_SHORT PROBLEM_
Scan the following material for the string "JSON" and copy each line in which it appears.

_ROWS_
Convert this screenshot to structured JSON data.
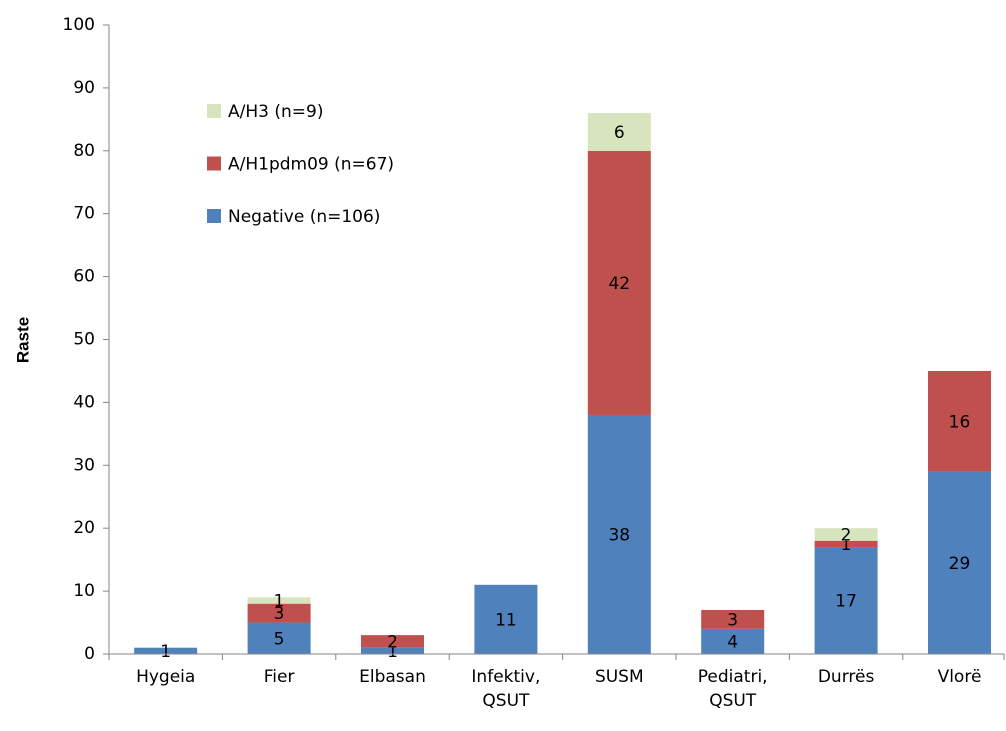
{
  "chart_data": {
    "type": "stacked_bar",
    "y_label": "Raste",
    "categories": [
      "Hygeia",
      "Fier",
      "Elbasan",
      "Infektiv, QSUT",
      "SUSM",
      "Pediatri, QSUT",
      "Durrës",
      "Vlorë"
    ],
    "series": [
      {
        "name": "Negative (n=106)",
        "color": "#4f81bd",
        "values": [
          1,
          5,
          1,
          11,
          38,
          4,
          17,
          29
        ]
      },
      {
        "name": "A/H1pdm09 (n=67)",
        "color": "#c0504d",
        "values": [
          0,
          3,
          2,
          0,
          42,
          3,
          1,
          16
        ]
      },
      {
        "name": "A/H3 (n=9)",
        "color": "#d7e4bd",
        "values": [
          0,
          1,
          0,
          0,
          6,
          0,
          2,
          0
        ]
      }
    ],
    "ylim": [
      0,
      100
    ],
    "yticks": [
      0,
      10,
      20,
      30,
      40,
      50,
      60,
      70,
      80,
      90,
      100
    ],
    "grid": false,
    "legend": "upper left"
  }
}
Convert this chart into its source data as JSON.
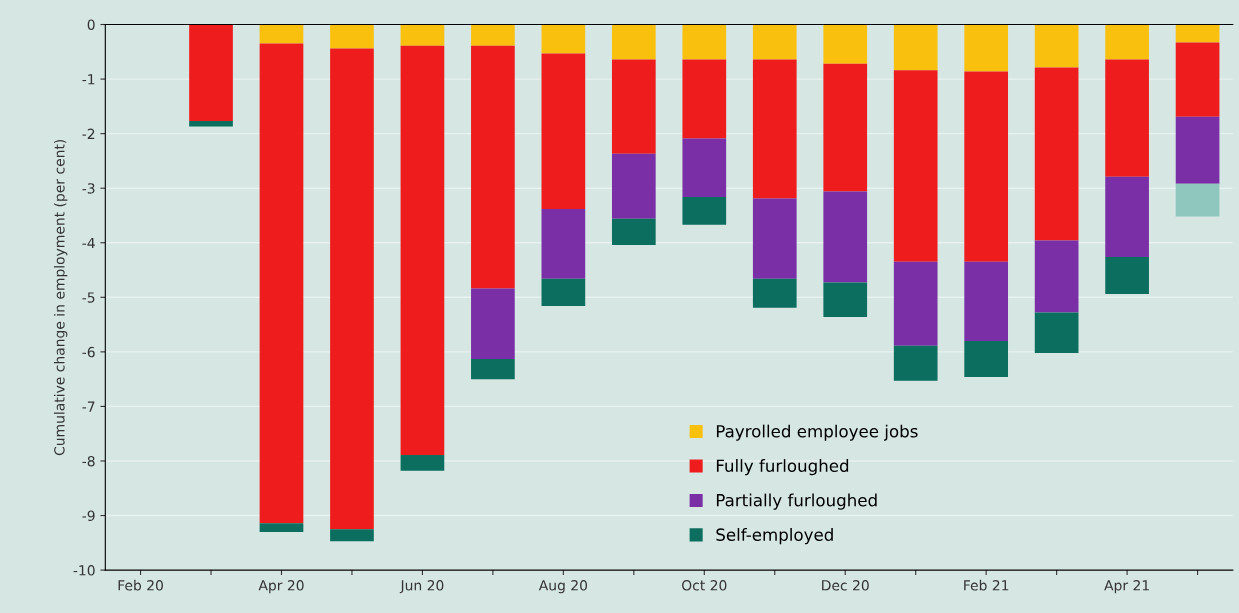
{
  "chart_data": {
    "type": "bar",
    "stacked": true,
    "ylabel": "Cumulative change in employment (per cent)",
    "categories": [
      "Feb 20",
      null,
      "Apr 20",
      null,
      "Jun 20",
      null,
      "Aug 20",
      null,
      "Oct 20",
      null,
      "Dec 20",
      null,
      "Feb 21",
      null,
      "Apr 21",
      null
    ],
    "series": [
      {
        "name": "Payrolled employee jobs",
        "color": "#f9c10e",
        "values": [
          0,
          0,
          -0.35,
          -0.44,
          -0.39,
          -0.39,
          -0.53,
          -0.64,
          -0.64,
          -0.64,
          -0.72,
          -0.84,
          -0.86,
          -0.79,
          -0.64,
          -0.33
        ]
      },
      {
        "name": "Fully furloughed",
        "color": "#ee1c1c",
        "values": [
          0,
          -1.77,
          -8.79,
          -8.81,
          -7.5,
          -4.45,
          -2.85,
          -1.73,
          -1.45,
          -2.55,
          -2.34,
          -3.51,
          -3.49,
          -3.17,
          -2.15,
          -1.36
        ]
      },
      {
        "name": "Partially furloughed",
        "color": "#7a2fa6",
        "values": [
          0,
          0,
          0,
          0,
          0,
          -1.29,
          -1.28,
          -1.19,
          -1.07,
          -1.47,
          -1.67,
          -1.54,
          -1.45,
          -1.32,
          -1.47,
          -1.23
        ]
      },
      {
        "name": "Self-employed",
        "color": "#0b6e5e",
        "colors": [
          "#0b6e5e",
          "#0b6e5e",
          "#0b6e5e",
          "#0b6e5e",
          "#0b6e5e",
          "#0b6e5e",
          "#0b6e5e",
          "#0b6e5e",
          "#0b6e5e",
          "#0b6e5e",
          "#0b6e5e",
          "#0b6e5e",
          "#0b6e5e",
          "#0b6e5e",
          "#0b6e5e",
          "#8fc6bd"
        ],
        "values": [
          0,
          -0.1,
          -0.16,
          -0.22,
          -0.29,
          -0.37,
          -0.5,
          -0.48,
          -0.51,
          -0.53,
          -0.63,
          -0.64,
          -0.66,
          -0.74,
          -0.68,
          -0.6
        ]
      }
    ],
    "ylim": [
      -10,
      0
    ],
    "yticks": [
      -10,
      -9,
      -8,
      -7,
      -6,
      -5,
      -4,
      -3,
      -2,
      -1,
      0
    ],
    "grid": "y",
    "legend": "bottom"
  }
}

_FULL RESPONSE_
Convert this screenshot to structured JSON data.
Convert this chart into its source data as JSON.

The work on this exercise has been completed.